- [EXERCISE REQUIREMENTS]:
How many lines of these entries hold the string "this"? Reply with the number alone.

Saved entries
"""

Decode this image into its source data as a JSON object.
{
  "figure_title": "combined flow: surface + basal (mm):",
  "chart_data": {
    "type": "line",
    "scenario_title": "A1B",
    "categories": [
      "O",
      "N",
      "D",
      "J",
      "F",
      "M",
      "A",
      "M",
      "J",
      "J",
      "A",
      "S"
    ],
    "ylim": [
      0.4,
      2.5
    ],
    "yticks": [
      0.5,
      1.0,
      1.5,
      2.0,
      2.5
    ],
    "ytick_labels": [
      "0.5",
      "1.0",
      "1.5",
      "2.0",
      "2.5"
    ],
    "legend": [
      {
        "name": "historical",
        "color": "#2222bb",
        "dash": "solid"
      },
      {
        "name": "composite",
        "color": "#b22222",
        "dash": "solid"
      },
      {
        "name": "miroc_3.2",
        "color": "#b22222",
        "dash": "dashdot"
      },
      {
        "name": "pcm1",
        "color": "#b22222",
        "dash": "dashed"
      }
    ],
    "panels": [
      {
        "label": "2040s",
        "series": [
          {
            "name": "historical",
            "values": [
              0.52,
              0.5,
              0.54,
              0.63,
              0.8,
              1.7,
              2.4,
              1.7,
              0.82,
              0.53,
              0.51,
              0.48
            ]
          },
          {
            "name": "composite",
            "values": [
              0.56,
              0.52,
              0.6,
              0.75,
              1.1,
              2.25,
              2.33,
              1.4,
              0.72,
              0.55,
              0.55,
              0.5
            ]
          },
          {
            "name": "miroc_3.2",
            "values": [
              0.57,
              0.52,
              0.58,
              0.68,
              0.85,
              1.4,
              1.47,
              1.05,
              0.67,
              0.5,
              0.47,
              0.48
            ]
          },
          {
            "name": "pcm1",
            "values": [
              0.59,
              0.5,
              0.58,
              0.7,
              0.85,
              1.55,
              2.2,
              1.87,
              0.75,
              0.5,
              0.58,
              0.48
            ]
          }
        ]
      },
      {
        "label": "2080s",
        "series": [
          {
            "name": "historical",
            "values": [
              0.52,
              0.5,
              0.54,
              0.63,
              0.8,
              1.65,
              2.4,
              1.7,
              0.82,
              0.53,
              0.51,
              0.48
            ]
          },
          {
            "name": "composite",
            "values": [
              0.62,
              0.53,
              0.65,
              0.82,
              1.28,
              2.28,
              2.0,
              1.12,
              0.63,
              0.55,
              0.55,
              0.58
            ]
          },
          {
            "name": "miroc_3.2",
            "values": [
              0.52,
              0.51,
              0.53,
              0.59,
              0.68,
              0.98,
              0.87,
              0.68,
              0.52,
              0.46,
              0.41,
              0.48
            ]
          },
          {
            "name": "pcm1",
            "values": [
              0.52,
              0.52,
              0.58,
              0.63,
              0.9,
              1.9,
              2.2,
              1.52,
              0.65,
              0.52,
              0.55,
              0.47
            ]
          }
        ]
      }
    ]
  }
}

"""
"""

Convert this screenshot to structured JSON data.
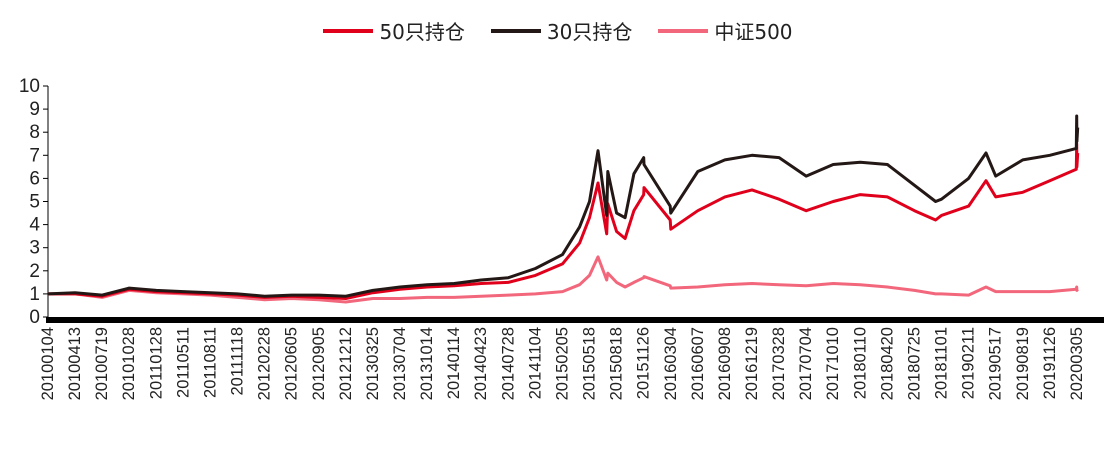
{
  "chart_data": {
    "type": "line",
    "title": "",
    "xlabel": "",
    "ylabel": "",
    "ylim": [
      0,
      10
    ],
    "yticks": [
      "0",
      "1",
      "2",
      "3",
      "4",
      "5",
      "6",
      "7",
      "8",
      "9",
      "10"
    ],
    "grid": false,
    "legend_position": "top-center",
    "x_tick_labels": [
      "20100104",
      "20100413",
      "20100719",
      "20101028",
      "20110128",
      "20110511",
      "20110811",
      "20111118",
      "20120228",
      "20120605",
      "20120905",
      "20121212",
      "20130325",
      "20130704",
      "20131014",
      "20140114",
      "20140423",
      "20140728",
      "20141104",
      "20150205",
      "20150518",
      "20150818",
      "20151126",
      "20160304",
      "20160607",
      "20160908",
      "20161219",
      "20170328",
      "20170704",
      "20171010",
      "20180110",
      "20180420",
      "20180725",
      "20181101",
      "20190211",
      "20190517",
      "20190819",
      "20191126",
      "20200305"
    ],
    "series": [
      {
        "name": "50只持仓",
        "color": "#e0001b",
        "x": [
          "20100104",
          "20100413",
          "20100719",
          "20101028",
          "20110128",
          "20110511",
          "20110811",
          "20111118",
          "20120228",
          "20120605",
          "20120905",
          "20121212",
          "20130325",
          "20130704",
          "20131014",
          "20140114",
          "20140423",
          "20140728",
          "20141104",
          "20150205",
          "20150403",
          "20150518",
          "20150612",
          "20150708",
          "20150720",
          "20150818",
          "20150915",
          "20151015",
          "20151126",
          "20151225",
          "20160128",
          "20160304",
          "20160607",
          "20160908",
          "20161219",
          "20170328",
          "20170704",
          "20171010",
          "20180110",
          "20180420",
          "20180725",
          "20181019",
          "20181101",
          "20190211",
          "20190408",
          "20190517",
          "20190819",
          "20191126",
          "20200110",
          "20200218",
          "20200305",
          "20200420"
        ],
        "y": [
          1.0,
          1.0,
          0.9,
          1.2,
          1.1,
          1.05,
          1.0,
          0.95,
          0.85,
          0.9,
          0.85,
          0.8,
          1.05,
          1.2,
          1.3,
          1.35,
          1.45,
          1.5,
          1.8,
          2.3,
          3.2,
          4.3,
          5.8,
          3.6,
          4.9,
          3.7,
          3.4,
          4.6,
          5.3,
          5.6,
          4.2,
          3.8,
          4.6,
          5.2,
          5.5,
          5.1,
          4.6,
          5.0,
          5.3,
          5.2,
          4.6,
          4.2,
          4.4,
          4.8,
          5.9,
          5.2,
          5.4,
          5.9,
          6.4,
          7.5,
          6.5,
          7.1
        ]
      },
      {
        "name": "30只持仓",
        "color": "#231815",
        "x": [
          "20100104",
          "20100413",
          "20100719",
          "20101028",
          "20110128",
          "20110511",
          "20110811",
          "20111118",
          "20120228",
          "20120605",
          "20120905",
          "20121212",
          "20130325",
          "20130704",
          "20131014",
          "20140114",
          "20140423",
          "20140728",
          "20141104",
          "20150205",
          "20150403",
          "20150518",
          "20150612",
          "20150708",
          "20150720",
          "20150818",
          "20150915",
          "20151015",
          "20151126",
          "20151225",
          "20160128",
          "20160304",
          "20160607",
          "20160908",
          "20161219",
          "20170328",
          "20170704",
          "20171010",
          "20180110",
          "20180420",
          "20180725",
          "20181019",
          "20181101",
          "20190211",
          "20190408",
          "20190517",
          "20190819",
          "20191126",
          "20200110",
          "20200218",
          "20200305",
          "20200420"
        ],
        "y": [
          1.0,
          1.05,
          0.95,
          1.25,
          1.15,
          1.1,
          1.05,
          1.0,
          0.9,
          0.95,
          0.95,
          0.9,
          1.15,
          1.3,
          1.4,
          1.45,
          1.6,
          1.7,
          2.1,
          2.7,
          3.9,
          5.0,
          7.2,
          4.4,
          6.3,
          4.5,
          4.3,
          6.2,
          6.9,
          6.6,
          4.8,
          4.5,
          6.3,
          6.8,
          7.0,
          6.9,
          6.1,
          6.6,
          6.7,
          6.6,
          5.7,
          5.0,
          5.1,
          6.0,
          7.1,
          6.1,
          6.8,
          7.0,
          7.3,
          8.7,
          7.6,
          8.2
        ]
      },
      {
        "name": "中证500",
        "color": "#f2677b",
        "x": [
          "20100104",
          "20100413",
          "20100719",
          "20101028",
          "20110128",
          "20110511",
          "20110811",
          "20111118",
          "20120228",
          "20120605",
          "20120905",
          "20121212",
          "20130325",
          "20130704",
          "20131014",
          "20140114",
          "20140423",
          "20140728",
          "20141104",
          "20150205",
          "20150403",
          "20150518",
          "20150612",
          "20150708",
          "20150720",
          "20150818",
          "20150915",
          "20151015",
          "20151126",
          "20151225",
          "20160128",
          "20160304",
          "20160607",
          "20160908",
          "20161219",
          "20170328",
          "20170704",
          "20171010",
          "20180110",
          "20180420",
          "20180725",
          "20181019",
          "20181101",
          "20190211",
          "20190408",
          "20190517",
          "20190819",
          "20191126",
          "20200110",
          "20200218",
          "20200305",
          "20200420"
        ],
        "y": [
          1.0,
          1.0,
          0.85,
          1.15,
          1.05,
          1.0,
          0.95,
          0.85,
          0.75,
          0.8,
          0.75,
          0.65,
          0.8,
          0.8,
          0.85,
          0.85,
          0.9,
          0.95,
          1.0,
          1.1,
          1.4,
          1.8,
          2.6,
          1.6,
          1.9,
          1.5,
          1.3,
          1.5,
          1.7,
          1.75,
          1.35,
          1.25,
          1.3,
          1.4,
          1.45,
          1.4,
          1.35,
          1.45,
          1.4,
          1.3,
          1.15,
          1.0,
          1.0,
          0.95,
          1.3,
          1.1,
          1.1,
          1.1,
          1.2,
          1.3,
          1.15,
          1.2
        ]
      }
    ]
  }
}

"""

- [FULL OUTPUT]:
2